» TASK STATEMENT
Make an exact copy of the records, with the pictures left out.

» Dataset records
::::::::

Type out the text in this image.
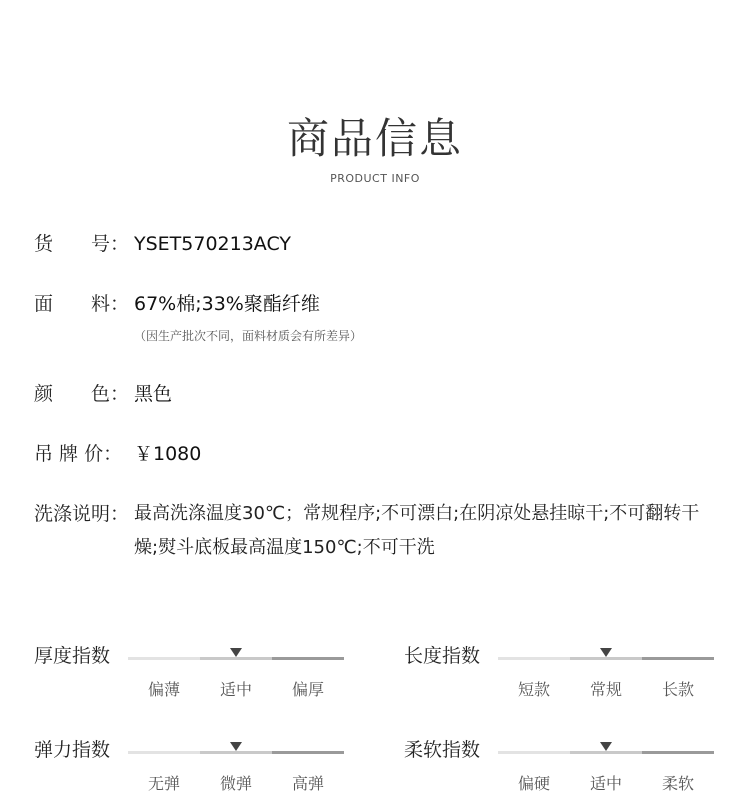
商品信息
PRODUCT INFO
货　　号： YSET570213ACY
面　　料： 67%棉;33%聚酯纤维
（因生产批次不同，面料材质会有所差异）
颜　　色： 黑色
吊 牌 价： ￥1080
洗涤说明： 最高洗涤温度30℃；常规程序;不可漂白;在阴凉处悬挂晾干;不可翻转干燥;熨斗底板最高温度150℃;不可干洗
厚度指数
偏薄	适中	偏厚
长度指数
短款	常规	长款
弹力指数
无弹	微弹	高弹
柔软指数
偏硬	适中	柔软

::::::::

» COMPLETE OUTPUT
Type out the text in this image.
商品信息
PRODUCT INFO
货　　号： YSET570213ACY
面　　料： 67%棉;33%聚酯纤维
（因生产批次不同，面料材质会有所差异）
颜　　色： 黑色
吊 牌 价： ￥1080
洗涤说明： 最高洗涤温度30℃；常规程序;不可漂白;在阴凉处悬挂晾干;不可翻转干燥;熨斗底板最高温度150℃;不可干洗
厚度指数
偏薄	适中	偏厚
长度指数
短款	常规	长款
弹力指数
无弹	微弹	高弹
柔软指数
偏硬	适中	柔软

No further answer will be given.